> PROBLEM DESCRIPTION
Extract each line of text from the records below verbatim, leaving out the pictures.

> ROWS
######

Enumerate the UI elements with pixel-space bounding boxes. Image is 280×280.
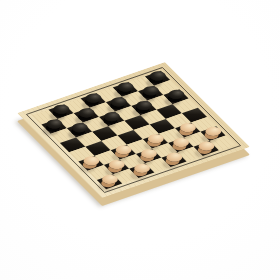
checkers-board (17, 62, 250, 198)
checker-black-man[interactable] (147, 69, 169, 82)
product-photo-scene (0, 0, 280, 280)
board-grid (32, 71, 235, 189)
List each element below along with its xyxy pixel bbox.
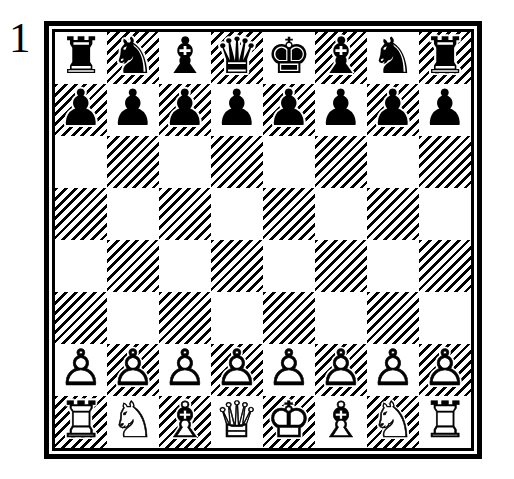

######

> EXERCISE RESULT
Enumerate the UI elements with pixel-space bounding boxes. Image is 280×280.
checkers-board (17, 62, 250, 198)
checker-black-man[interactable] (147, 69, 169, 82)
product-photo-scene (0, 0, 280, 280)
board-grid (32, 71, 235, 189)
List each element below along with its xyxy pixel bbox.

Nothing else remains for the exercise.